> Figure data in JSON:
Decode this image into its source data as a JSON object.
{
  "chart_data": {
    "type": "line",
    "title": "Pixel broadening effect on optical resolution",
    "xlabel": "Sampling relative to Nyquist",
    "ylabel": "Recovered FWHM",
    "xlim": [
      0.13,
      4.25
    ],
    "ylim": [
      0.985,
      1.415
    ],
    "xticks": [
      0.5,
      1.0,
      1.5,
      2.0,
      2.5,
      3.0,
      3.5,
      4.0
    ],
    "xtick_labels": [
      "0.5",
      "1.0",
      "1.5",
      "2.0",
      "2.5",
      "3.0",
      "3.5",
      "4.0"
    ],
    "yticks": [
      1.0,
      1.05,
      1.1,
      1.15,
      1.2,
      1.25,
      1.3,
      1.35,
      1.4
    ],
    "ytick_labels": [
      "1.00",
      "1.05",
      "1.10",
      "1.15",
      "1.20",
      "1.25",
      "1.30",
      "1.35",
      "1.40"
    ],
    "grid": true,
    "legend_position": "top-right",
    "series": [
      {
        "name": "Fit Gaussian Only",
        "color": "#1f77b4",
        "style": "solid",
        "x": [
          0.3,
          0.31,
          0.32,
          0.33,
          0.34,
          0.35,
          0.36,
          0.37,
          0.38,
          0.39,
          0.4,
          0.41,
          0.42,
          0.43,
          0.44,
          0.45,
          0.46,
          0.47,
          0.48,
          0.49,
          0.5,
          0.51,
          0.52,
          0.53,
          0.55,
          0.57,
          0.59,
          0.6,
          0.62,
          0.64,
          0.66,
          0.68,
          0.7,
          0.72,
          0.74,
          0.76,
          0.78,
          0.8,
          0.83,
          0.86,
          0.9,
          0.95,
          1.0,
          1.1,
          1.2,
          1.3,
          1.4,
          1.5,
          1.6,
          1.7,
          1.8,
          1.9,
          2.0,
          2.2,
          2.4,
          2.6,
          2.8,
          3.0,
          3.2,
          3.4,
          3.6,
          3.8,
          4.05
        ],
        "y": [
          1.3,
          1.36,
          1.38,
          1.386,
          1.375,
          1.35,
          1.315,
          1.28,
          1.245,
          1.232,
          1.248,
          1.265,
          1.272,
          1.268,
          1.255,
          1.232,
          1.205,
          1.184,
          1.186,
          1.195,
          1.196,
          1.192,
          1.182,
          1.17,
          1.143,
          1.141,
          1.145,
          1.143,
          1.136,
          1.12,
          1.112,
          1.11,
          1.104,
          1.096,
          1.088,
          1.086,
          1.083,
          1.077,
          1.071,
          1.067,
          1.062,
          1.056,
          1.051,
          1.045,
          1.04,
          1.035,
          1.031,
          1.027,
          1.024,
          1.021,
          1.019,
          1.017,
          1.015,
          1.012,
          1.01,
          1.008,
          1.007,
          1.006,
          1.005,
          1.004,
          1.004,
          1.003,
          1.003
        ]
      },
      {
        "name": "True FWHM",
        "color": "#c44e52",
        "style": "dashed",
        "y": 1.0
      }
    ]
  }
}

> Goal: How many lines of the listing above include the word "FWHM"? State the number and nothing else.

> Reply to the task: 2